**Request**
Copy all lines below containing "NASILJE".

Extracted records
§ §

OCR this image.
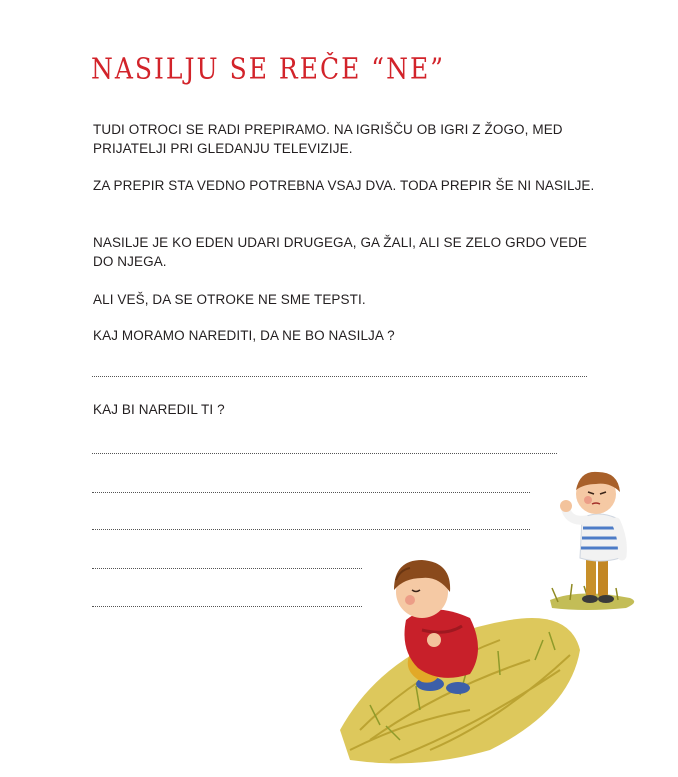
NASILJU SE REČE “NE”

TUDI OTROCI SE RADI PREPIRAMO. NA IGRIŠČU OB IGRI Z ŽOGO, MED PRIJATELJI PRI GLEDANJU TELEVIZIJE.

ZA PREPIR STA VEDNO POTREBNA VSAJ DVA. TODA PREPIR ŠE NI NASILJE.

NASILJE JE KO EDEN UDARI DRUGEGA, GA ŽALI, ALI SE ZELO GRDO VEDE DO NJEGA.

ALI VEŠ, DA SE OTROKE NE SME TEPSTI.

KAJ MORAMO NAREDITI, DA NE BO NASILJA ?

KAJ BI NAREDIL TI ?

§ §

**Solution for this problem**
ZA PREPIR STA VEDNO POTREBNA VSAJ DVA. TODA PREPIR ŠE NI NASILJE.
NASILJE JE KO EDEN UDARI DRUGEGA, GA ŽALI, ALI SE ZELO GRDO VEDE DO NJEGA.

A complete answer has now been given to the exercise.